→ Dataset rows:
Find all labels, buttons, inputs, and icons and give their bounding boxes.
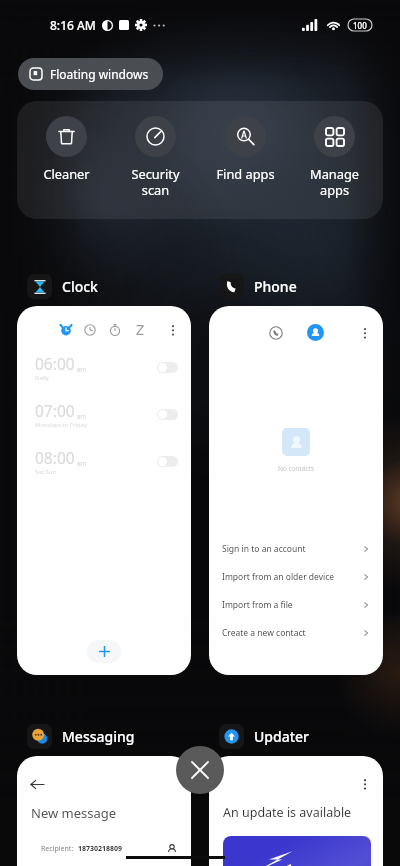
button[interactable]: Messaging xyxy=(27,724,135,749)
button[interactable]: Sign in to an account xyxy=(209,535,383,563)
staticText: An update is available xyxy=(223,804,352,821)
staticText: Import from an older device xyxy=(222,571,335,583)
staticText: Manage apps xyxy=(310,165,359,198)
staticText: Import from a file xyxy=(222,599,293,611)
button[interactable]: New message xyxy=(17,756,191,866)
staticText: Create a new contact xyxy=(222,627,306,639)
button[interactable]: Find apps xyxy=(204,116,286,182)
staticText: Messaging xyxy=(62,727,135,746)
staticText: Recipient: xyxy=(41,844,74,854)
staticText: New message xyxy=(31,804,117,822)
staticText: 8:16 AM xyxy=(50,17,96,33)
button[interactable]: Updater xyxy=(219,724,310,749)
button[interactable]: Toggle alarm xyxy=(157,362,178,373)
staticText: 100 xyxy=(353,20,367,31)
staticText: 08:00 xyxy=(35,447,75,468)
staticText: Floating windows xyxy=(50,66,149,82)
button[interactable]: Import from a file xyxy=(209,591,383,619)
button[interactable]: Cleaner xyxy=(25,116,107,182)
staticText: Sat Sun xyxy=(35,468,57,476)
staticText: Find apps xyxy=(216,165,275,182)
staticText: Sign in to an account xyxy=(222,543,306,555)
staticText: am xyxy=(75,365,87,374)
button[interactable]: Manage apps xyxy=(293,116,375,198)
staticText: Updater xyxy=(254,727,310,746)
staticText: Phone xyxy=(254,277,297,296)
button[interactable]: Security scan xyxy=(114,116,196,198)
button[interactable]: No contacts xyxy=(209,306,383,675)
staticText: 18730218809 xyxy=(78,844,123,854)
button[interactable]: Add alarm xyxy=(87,640,121,663)
staticText: am xyxy=(75,459,87,468)
staticText: No contacts xyxy=(278,464,315,473)
staticText: Security scan xyxy=(131,165,180,198)
button[interactable]: An update is available xyxy=(209,756,383,866)
button[interactable]: Phone xyxy=(219,274,297,299)
staticText: Cleaner xyxy=(43,165,90,182)
staticText: am xyxy=(75,412,87,421)
button[interactable]: Floating windows xyxy=(18,58,163,90)
button[interactable]: Toggle alarm xyxy=(157,409,178,420)
button[interactable]: Toggle alarm xyxy=(157,456,178,467)
button[interactable]: Import from an older device xyxy=(209,563,383,591)
button[interactable]: Clock xyxy=(27,274,98,299)
button[interactable]: 06:00 xyxy=(17,306,191,675)
button[interactable]: Create a new contact xyxy=(209,619,383,647)
staticText: Clock xyxy=(62,277,98,296)
staticText: Daily xyxy=(35,374,49,382)
staticText: Mondays to Friday xyxy=(35,421,87,429)
staticText: 06:00 xyxy=(35,353,75,374)
staticText: 07:00 xyxy=(35,400,75,421)
button[interactable]: Close all xyxy=(176,746,224,794)
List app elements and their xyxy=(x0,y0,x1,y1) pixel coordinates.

→ Description of the task: Reproduce all of the items above character for character, but omit the pictures.

→ Task response:
Find all labels, buttons, inputs, and icons and give their bounding boxes.
button[interactable]: Messaging xyxy=(27,724,135,749)
button[interactable]: Sign in to an account xyxy=(209,535,383,563)
staticText: An update is available xyxy=(223,804,352,821)
staticText: Import from an older device xyxy=(222,571,335,583)
staticText: Manage apps xyxy=(310,165,359,198)
staticText: Import from a file xyxy=(222,599,293,611)
button[interactable]: New message xyxy=(17,756,191,866)
staticText: Create a new contact xyxy=(222,627,306,639)
button[interactable]: Find apps xyxy=(204,116,286,182)
staticText: Messaging xyxy=(62,727,135,746)
staticText: Recipient: xyxy=(41,844,74,854)
staticText: New message xyxy=(31,804,117,822)
staticText: 8:16 AM xyxy=(50,17,96,33)
button[interactable]: Updater xyxy=(219,724,310,749)
button[interactable]: Toggle alarm xyxy=(157,362,178,373)
staticText: 100 xyxy=(353,20,367,31)
staticText: 08:00 xyxy=(35,447,75,468)
staticText: Floating windows xyxy=(50,66,149,82)
button[interactable]: Import from a file xyxy=(209,591,383,619)
button[interactable]: Cleaner xyxy=(25,116,107,182)
staticText: Sat Sun xyxy=(35,468,57,476)
staticText: Find apps xyxy=(216,165,275,182)
staticText: Sign in to an account xyxy=(222,543,306,555)
staticText: am xyxy=(75,365,87,374)
button[interactable]: Manage apps xyxy=(293,116,375,198)
staticText: Updater xyxy=(254,727,310,746)
staticText: Phone xyxy=(254,277,297,296)
button[interactable]: Security scan xyxy=(114,116,196,198)
button[interactable]: No contacts xyxy=(209,306,383,675)
staticText: 18730218809 xyxy=(78,844,123,854)
button[interactable]: Add alarm xyxy=(87,640,121,663)
staticText: am xyxy=(75,459,87,468)
staticText: No contacts xyxy=(278,464,315,473)
staticText: Security scan xyxy=(131,165,180,198)
button[interactable]: An update is available xyxy=(209,756,383,866)
button[interactable]: Phone xyxy=(219,274,297,299)
staticText: Cleaner xyxy=(43,165,90,182)
staticText: am xyxy=(75,412,87,421)
button[interactable]: Floating windows xyxy=(18,58,163,90)
button[interactable]: Toggle alarm xyxy=(157,409,178,420)
button[interactable]: Toggle alarm xyxy=(157,456,178,467)
button[interactable]: Import from an older device xyxy=(209,563,383,591)
button[interactable]: Clock xyxy=(27,274,98,299)
button[interactable]: 06:00 xyxy=(17,306,191,675)
button[interactable]: Create a new contact xyxy=(209,619,383,647)
staticText: Clock xyxy=(62,277,98,296)
staticText: Daily xyxy=(35,374,49,382)
staticText: Mondays to Friday xyxy=(35,421,87,429)
staticText: 06:00 xyxy=(35,353,75,374)
staticText: 07:00 xyxy=(35,400,75,421)
button[interactable]: Close all xyxy=(176,746,224,794)
List app elements and their xyxy=(x0,y0,x1,y1) pixel coordinates.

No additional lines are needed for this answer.